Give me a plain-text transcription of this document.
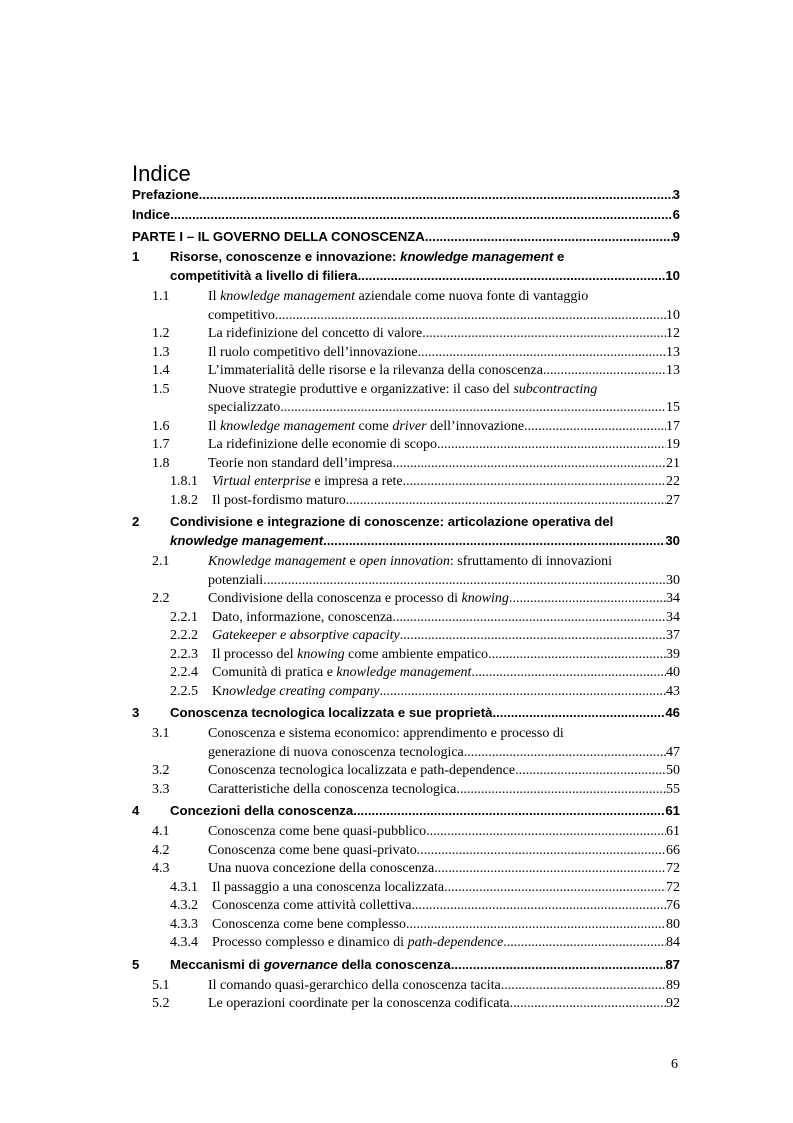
Indice
Prefazione .....	3
Indice .....	6
PARTE I – IL GOVERNO DELLA CONOSCENZA .....	9
1	Risorse, conoscenze e innovazione: knowledge management e
competitività a livello di filiera .....	10
1.1	Il knowledge management aziendale come nuova fonte di vantaggio
competitivo .....	10
1.2	La ridefinizione del concetto di valore .....	12
1.3	Il ruolo competitivo dell’innovazione .....	13
1.4	L’immaterialità delle risorse e la rilevanza della conoscenza .....	13
1.5	Nuove strategie produttive e organizzative: il caso del subcontracting
specializzato .....	15
1.6	Il knowledge management come driver dell’innovazione .....	17
1.7	La ridefinizione delle economie di scopo .....	19
1.8	Teorie non standard dell’impresa .....	21
1.8.1	Virtual enterprise e impresa a rete .....	22
1.8.2	Il post-fordismo maturo .....	27
2	Condivisione e integrazione di conoscenze: articolazione operativa del
knowledge management .....	30
2.1	Knowledge management e open innovation: sfruttamento di innovazioni
potenziali .....	30
2.2	Condivisione della conoscenza e processo di knowing .....	34
2.2.1	Dato, informazione, conoscenza .....	34
2.2.2	Gatekeeper e absorptive capacity .....	37
2.2.3	Il processo del knowing come ambiente empatico .....	39
2.2.4	Comunità di pratica e knowledge management .....	40
2.2.5	Knowledge creating company .....	43
3	Conoscenza tecnologica localizzata e sue proprietà .....	46
3.1	Conoscenza e sistema economico: apprendimento e processo di
generazione di nuova conoscenza tecnologica .....	47
3.2	Conoscenza tecnologica localizzata e path-dependence .....	50
3.3	Caratteristiche della conoscenza tecnologica .....	55
4	Concezioni della conoscenza .....	61
4.1	Conoscenza come bene quasi-pubblico .....	61
4.2	Conoscenza come bene quasi-privato .....	66
4.3	Una nuova concezione della conoscenza .....	72
4.3.1	Il passaggio a una conoscenza localizzata .....	72
4.3.2	Conoscenza come attività collettiva .....	76
4.3.3	Conoscenza come bene complesso .....	80
4.3.4	Processo complesso e dinamico di path-dependence .....	84
5	Meccanismi di governance della conoscenza .....	87
5.1	Il comando quasi-gerarchico della conoscenza tacita .....	89
5.2	Le operazioni coordinate per la conoscenza codificata .....	92
6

- - - -

Stated task:
Of the lines in the records, how many contain the word "quasi"? Answer with the number and nothing else.

Response:
3